Dataset records:
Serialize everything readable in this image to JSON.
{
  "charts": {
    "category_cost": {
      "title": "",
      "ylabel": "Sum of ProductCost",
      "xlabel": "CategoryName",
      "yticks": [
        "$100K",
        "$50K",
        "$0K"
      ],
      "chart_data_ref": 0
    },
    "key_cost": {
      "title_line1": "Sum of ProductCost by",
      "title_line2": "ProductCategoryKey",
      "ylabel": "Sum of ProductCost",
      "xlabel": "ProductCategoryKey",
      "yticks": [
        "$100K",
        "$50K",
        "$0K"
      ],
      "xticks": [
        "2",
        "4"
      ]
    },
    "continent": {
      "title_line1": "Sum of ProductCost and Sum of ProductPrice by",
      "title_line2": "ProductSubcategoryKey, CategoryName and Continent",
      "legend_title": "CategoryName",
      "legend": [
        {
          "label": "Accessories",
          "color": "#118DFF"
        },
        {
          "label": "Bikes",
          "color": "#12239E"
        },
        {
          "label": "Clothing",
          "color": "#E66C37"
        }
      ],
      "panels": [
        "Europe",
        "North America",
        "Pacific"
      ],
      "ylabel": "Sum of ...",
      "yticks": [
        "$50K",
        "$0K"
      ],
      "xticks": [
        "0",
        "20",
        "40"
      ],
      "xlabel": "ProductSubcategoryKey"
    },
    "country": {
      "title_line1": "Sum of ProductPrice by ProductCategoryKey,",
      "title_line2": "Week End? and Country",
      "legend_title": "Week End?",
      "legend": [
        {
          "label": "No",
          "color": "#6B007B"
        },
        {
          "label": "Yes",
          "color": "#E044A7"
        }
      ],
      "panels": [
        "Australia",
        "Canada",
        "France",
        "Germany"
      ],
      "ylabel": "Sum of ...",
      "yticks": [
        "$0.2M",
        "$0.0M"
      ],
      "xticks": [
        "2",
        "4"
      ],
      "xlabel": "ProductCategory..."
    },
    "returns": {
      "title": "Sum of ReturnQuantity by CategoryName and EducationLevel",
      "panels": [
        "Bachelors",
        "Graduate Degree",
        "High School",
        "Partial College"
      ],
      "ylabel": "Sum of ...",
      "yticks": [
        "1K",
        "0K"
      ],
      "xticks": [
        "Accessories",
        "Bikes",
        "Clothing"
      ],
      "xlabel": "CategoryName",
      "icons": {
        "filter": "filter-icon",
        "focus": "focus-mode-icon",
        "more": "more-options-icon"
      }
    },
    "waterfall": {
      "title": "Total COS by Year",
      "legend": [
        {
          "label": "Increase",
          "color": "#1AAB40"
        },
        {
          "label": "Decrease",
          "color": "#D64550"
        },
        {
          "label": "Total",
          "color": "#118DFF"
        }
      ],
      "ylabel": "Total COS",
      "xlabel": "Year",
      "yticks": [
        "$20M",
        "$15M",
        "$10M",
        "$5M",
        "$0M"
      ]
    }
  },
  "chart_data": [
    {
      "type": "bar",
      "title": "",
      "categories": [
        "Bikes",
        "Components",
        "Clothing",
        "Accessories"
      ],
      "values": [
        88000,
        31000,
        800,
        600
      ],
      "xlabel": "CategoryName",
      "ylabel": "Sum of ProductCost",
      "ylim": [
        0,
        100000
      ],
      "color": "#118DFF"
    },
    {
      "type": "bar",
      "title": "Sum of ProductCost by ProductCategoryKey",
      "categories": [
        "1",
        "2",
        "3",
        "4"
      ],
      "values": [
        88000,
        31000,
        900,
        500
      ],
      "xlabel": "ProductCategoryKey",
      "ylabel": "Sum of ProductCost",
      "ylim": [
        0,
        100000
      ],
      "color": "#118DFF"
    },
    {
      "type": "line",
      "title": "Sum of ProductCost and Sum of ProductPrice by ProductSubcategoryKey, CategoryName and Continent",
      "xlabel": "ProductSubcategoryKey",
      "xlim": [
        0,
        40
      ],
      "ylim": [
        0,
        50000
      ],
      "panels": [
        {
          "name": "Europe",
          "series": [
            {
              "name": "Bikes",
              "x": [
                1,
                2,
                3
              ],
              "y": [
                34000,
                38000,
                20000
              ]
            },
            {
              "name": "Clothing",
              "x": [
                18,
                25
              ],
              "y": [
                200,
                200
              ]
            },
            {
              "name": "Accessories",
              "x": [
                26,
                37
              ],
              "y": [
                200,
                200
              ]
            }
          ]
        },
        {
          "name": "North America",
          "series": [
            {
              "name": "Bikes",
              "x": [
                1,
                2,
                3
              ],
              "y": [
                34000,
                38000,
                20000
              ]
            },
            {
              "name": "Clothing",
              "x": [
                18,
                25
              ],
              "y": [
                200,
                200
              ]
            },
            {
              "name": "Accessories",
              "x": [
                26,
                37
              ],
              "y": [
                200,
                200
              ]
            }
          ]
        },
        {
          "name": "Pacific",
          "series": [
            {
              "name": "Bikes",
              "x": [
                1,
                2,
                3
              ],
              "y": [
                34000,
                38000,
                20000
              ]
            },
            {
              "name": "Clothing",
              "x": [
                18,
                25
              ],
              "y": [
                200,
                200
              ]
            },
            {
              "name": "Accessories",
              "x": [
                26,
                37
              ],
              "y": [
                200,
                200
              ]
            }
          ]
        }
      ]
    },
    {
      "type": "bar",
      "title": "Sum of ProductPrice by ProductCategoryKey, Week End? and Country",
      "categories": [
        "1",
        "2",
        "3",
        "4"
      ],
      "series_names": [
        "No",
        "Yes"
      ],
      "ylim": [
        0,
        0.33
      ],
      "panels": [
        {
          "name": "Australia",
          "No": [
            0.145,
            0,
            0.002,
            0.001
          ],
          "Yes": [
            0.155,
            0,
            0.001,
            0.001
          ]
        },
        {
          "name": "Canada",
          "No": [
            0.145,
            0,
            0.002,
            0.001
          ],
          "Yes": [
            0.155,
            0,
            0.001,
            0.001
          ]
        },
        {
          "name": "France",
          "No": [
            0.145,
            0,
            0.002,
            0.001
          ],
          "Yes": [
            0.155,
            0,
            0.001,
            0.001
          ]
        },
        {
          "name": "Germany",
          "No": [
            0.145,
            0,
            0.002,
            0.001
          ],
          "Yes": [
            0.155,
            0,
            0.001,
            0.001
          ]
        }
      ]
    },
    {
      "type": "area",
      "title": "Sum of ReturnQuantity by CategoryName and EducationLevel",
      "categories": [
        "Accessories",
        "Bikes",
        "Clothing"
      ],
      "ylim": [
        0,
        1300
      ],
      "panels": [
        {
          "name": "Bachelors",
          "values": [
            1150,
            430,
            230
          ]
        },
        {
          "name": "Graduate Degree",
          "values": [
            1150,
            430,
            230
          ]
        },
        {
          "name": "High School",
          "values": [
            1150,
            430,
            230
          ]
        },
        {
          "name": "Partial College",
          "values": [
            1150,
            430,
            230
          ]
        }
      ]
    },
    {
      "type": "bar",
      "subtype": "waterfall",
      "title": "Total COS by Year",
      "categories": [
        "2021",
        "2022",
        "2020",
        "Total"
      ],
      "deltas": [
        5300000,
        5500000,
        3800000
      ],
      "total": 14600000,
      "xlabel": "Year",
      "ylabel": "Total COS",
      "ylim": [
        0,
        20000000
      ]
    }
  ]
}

Short task:
Which lines in the data above contain "Week"? Show each one.

Correct response:
      "title_line2": "Week End? and Country",
      "legend_title": "Week End?",
      "title": "Sum of ProductPrice by ProductCategoryKey, Week End? and Country",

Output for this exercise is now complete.